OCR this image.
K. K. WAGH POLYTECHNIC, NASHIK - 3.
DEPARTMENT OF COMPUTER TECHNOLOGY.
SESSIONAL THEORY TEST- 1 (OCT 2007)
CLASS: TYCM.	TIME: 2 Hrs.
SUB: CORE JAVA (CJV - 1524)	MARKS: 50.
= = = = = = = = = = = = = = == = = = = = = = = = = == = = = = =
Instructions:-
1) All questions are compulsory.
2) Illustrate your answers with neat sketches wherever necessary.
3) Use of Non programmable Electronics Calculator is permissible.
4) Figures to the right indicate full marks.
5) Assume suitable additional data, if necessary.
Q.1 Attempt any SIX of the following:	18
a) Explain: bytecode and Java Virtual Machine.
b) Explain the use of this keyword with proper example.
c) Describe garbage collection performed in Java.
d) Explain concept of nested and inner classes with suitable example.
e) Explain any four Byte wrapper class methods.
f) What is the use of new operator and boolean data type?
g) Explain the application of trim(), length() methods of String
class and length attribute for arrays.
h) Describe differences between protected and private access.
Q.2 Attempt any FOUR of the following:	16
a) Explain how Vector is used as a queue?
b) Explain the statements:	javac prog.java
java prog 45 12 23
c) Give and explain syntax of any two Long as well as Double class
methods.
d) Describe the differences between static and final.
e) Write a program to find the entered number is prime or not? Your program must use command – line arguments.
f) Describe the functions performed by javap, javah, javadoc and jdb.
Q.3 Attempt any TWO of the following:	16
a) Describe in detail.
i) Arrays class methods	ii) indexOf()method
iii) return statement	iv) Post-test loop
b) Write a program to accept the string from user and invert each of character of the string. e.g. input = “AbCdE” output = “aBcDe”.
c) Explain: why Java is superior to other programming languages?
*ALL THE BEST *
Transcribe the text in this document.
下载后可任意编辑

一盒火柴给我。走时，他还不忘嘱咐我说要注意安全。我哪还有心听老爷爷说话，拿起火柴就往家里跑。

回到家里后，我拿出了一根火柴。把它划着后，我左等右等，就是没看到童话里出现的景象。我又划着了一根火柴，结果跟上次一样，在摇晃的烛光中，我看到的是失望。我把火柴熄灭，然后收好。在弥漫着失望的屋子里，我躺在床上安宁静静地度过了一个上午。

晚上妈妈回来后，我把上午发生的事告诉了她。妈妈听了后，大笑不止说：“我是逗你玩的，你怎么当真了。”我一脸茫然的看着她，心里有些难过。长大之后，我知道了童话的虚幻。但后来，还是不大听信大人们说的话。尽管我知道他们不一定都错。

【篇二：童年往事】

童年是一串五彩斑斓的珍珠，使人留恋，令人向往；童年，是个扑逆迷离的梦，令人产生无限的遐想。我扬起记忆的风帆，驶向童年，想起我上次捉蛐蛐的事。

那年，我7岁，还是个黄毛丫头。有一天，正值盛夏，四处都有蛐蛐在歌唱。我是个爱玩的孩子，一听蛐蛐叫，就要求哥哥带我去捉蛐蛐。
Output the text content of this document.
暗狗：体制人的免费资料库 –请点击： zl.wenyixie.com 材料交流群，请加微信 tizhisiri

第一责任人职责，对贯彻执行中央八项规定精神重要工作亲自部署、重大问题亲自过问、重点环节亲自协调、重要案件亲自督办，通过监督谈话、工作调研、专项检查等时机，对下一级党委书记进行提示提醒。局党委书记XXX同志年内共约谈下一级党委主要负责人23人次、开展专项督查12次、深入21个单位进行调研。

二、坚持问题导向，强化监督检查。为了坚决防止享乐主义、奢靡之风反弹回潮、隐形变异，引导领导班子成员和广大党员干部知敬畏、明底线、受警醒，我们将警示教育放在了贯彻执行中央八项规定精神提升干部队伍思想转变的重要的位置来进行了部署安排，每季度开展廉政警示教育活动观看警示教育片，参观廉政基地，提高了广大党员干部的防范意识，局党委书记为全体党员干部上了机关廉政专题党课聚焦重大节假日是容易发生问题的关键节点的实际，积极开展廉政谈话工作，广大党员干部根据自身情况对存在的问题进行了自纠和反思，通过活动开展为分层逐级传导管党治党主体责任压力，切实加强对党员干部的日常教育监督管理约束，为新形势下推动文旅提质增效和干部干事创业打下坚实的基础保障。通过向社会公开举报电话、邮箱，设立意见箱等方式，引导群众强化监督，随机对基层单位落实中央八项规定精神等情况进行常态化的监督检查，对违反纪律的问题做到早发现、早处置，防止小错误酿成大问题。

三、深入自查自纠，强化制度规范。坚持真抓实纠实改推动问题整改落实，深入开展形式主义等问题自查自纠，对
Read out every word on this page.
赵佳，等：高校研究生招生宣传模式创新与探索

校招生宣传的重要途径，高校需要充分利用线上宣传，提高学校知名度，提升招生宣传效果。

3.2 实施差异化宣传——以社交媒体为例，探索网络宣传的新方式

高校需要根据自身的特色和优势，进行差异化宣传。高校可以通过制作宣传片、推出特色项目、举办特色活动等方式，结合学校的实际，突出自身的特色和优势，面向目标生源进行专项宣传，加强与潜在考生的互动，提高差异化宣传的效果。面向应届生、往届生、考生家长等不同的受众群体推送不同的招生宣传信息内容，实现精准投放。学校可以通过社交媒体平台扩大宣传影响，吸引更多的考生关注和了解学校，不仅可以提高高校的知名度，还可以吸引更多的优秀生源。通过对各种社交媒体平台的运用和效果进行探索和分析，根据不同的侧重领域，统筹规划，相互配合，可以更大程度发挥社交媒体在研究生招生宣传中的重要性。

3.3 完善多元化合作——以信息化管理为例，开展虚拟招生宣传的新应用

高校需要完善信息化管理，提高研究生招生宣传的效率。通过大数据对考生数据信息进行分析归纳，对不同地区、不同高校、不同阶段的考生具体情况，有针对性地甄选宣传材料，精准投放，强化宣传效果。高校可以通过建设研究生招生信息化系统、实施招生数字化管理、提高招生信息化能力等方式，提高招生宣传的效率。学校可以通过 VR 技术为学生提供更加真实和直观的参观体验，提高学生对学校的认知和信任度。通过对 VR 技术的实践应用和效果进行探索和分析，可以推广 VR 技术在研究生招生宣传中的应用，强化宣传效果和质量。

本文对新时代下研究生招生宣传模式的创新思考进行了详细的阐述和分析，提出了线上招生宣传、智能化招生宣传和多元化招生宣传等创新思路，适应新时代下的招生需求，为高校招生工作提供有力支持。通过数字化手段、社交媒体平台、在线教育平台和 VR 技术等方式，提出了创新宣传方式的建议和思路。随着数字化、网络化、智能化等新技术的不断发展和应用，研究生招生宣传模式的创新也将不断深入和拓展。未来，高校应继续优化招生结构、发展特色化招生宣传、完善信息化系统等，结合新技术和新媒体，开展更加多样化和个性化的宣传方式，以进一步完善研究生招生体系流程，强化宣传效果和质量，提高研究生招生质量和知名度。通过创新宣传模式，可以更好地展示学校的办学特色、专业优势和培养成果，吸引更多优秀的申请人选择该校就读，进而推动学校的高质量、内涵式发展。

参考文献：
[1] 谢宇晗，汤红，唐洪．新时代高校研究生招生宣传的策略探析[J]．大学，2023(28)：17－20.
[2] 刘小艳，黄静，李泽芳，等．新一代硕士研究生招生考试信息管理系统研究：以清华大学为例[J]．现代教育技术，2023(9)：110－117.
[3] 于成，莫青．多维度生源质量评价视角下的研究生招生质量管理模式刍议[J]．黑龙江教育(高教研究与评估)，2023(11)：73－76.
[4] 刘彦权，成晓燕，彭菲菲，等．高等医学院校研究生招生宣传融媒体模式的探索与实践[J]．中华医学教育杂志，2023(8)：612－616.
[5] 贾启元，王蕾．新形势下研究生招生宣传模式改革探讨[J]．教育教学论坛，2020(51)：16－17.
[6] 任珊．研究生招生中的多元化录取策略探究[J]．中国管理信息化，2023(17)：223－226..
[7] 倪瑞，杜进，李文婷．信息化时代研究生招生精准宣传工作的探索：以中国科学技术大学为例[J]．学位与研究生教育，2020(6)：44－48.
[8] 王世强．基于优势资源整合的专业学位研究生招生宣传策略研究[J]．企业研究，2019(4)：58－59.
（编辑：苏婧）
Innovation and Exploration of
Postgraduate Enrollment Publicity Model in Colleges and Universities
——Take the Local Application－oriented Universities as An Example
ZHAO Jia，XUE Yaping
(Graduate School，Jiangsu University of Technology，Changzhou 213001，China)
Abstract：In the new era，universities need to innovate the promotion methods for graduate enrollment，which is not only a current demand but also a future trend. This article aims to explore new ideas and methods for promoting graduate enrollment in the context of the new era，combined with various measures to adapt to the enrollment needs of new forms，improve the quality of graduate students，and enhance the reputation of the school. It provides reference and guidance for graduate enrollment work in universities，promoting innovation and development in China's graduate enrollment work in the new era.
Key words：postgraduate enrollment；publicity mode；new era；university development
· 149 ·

━━━━━━━━━━━━━━━━

WORK REQUIRED — Isolate each line of the listing above that includes "Attempt". Copy it.

RESPONSE TO THE EXERCISE —
Q.1 Attempt any SIX of the following:	18
Q.2 Attempt any FOUR of the following:	16
Q.3 Attempt any TWO of the following:	16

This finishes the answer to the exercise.